Job: Restate the records in their entirety, word for word.

== == ==

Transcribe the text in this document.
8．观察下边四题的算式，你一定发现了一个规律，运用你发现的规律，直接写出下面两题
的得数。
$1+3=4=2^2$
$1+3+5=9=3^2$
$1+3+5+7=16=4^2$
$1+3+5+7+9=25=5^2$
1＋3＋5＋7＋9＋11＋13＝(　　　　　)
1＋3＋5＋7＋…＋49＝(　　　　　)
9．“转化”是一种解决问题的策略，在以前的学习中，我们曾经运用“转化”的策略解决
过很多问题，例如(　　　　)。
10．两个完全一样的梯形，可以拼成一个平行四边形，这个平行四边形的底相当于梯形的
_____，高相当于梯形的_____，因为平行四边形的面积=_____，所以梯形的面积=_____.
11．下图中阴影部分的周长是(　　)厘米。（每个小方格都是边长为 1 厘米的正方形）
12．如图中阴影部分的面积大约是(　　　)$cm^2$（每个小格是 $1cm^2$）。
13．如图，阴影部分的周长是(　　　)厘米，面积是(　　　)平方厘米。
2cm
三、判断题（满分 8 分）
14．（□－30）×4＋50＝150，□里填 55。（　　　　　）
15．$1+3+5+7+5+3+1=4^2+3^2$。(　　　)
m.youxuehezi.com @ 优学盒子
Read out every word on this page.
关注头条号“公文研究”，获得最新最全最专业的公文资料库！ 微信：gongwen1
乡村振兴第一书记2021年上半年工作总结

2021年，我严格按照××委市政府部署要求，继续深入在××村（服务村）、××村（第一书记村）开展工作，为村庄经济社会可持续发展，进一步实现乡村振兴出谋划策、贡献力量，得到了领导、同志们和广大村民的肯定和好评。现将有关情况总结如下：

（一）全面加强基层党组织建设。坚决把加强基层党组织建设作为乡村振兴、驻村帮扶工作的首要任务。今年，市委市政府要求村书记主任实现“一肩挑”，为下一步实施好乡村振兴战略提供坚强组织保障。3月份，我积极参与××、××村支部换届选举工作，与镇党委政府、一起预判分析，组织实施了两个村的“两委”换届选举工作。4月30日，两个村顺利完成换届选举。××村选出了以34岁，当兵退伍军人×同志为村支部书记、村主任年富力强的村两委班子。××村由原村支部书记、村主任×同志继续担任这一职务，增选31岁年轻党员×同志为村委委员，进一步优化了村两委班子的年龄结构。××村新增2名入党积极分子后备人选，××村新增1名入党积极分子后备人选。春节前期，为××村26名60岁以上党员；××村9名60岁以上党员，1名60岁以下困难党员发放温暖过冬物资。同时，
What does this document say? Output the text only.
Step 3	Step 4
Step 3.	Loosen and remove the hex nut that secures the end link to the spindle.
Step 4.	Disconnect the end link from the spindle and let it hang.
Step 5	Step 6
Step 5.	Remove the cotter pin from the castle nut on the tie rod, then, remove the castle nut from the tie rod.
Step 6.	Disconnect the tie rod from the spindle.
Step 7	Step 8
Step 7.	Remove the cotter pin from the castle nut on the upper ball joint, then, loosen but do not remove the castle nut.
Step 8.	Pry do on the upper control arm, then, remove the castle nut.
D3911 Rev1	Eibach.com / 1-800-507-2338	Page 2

== == ==

Written reply:
Transcribe the text in this document.
8．观察下边四题的算式，你一定发现了一个规律，运用你发现的规律，直接写出下面两题
的得数。
$1+3=4=2^2$
$1+3+5=9=3^2$
$1+3+5+7=16=4^2$
$1+3+5+7+9=25=5^2$
1＋3＋5＋7＋9＋11＋13＝(　　　　　)
1＋3＋5＋7＋…＋49＝(　　　　　)
9．“转化”是一种解决问题的策略，在以前的学习中，我们曾经运用“转化”的策略解决
过很多问题，例如(　　　　)。
10．两个完全一样的梯形，可以拼成一个平行四边形，这个平行四边形的底相当于梯形的
_____，高相当于梯形的_____，因为平行四边形的面积=_____，所以梯形的面积=_____.
11．下图中阴影部分的周长是(　　)厘米。（每个小方格都是边长为 1 厘米的正方形）
12．如图中阴影部分的面积大约是(　　　)$cm^2$（每个小格是 $1cm^2$）。
13．如图，阴影部分的周长是(　　　)厘米，面积是(　　　)平方厘米。
2cm
三、判断题（满分 8 分）
14．（□－30）×4＋50＝150，□里填 55。（　　　　　）
15．$1+3+5+7+5+3+1=4^2+3^2$。(　　　)
m.youxuehezi.com @ 优学盒子
Read out every word on this page.
关注头条号“公文研究”，获得最新最全最专业的公文资料库！ 微信：gongwen1
乡村振兴第一书记2021年上半年工作总结

2021年，我严格按照××委市政府部署要求，继续深入在××村（服务村）、××村（第一书记村）开展工作，为村庄经济社会可持续发展，进一步实现乡村振兴出谋划策、贡献力量，得到了领导、同志们和广大村民的肯定和好评。现将有关情况总结如下：

（一）全面加强基层党组织建设。坚决把加强基层党组织建设作为乡村振兴、驻村帮扶工作的首要任务。今年，市委市政府要求村书记主任实现“一肩挑”，为下一步实施好乡村振兴战略提供坚强组织保障。3月份，我积极参与××、××村支部换届选举工作，与镇党委政府、一起预判分析，组织实施了两个村的“两委”换届选举工作。4月30日，两个村顺利完成换届选举。××村选出了以34岁，当兵退伍军人×同志为村支部书记、村主任年富力强的村两委班子。××村由原村支部书记、村主任×同志继续担任这一职务，增选31岁年轻党员×同志为村委委员，进一步优化了村两委班子的年龄结构。××村新增2名入党积极分子后备人选，××村新增1名入党积极分子后备人选。春节前期，为××村26名60岁以上党员；××村9名60岁以上党员，1名60岁以下困难党员发放温暖过冬物资。同时，
What does this document say? Output the text only.
Step 3	Step 4
Step 3.	Loosen and remove the hex nut that secures the end link to the spindle.
Step 4.	Disconnect the end link from the spindle and let it hang.
Step 5	Step 6
Step 5.	Remove the cotter pin from the castle nut on the tie rod, then, remove the castle nut from the tie rod.
Step 6.	Disconnect the tie rod from the spindle.
Step 7	Step 8
Step 7.	Remove the cotter pin from the castle nut on the upper ball joint, then, loosen but do not remove the castle nut.
Step 8.	Pry do on the upper control arm, then, remove the castle nut.
D3911 Rev1	Eibach.com / 1-800-507-2338	Page 2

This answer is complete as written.